Data entries:
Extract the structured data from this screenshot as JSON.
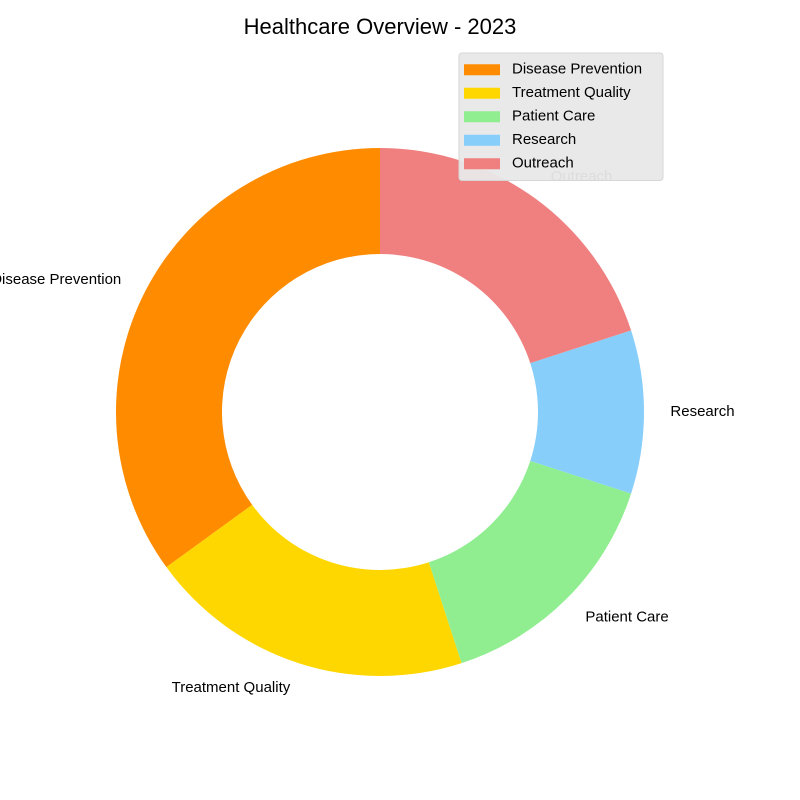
{
  "chart_data": {
    "type": "pie",
    "title": "Healthcare Overview - 2023",
    "donut": true,
    "start_angle_deg": 90,
    "direction": "counterclockwise",
    "labels": [
      "Disease Prevention",
      "Treatment Quality",
      "Patient Care",
      "Research",
      "Outreach"
    ],
    "values": [
      35,
      20,
      15,
      10,
      20
    ],
    "colors": [
      "#FF8C00",
      "#FFD700",
      "#90EE90",
      "#87CEFA",
      "#F08080"
    ],
    "legend": {
      "placement": "upper right",
      "background": "#E8E8E8",
      "entries": [
        "Disease Prevention",
        "Treatment Quality",
        "Patient Care",
        "Research",
        "Outreach"
      ]
    }
  }
}
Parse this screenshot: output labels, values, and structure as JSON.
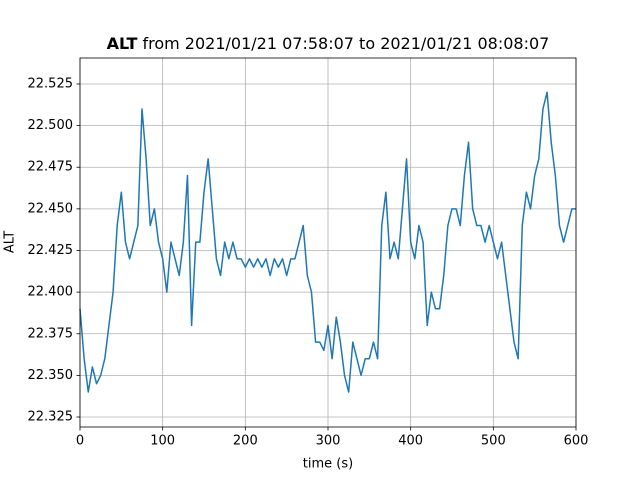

**Aim of the task**
All the records need to be repeated exactly, with the images dropped.

**Answer to this problem**
Extract the structured data from this screenshot as JSON.
{
  "chart_data": {
    "type": "pie",
    "title": "Healthcare Overview - 2023",
    "donut": true,
    "start_angle_deg": 90,
    "direction": "counterclockwise",
    "labels": [
      "Disease Prevention",
      "Treatment Quality",
      "Patient Care",
      "Research",
      "Outreach"
    ],
    "values": [
      35,
      20,
      15,
      10,
      20
    ],
    "colors": [
      "#FF8C00",
      "#FFD700",
      "#90EE90",
      "#87CEFA",
      "#F08080"
    ],
    "legend": {
      "placement": "upper right",
      "background": "#E8E8E8",
      "entries": [
        "Disease Prevention",
        "Treatment Quality",
        "Patient Care",
        "Research",
        "Outreach"
      ]
    }
  }
}
Parse this screenshot: output labels, values, and structure as JSON.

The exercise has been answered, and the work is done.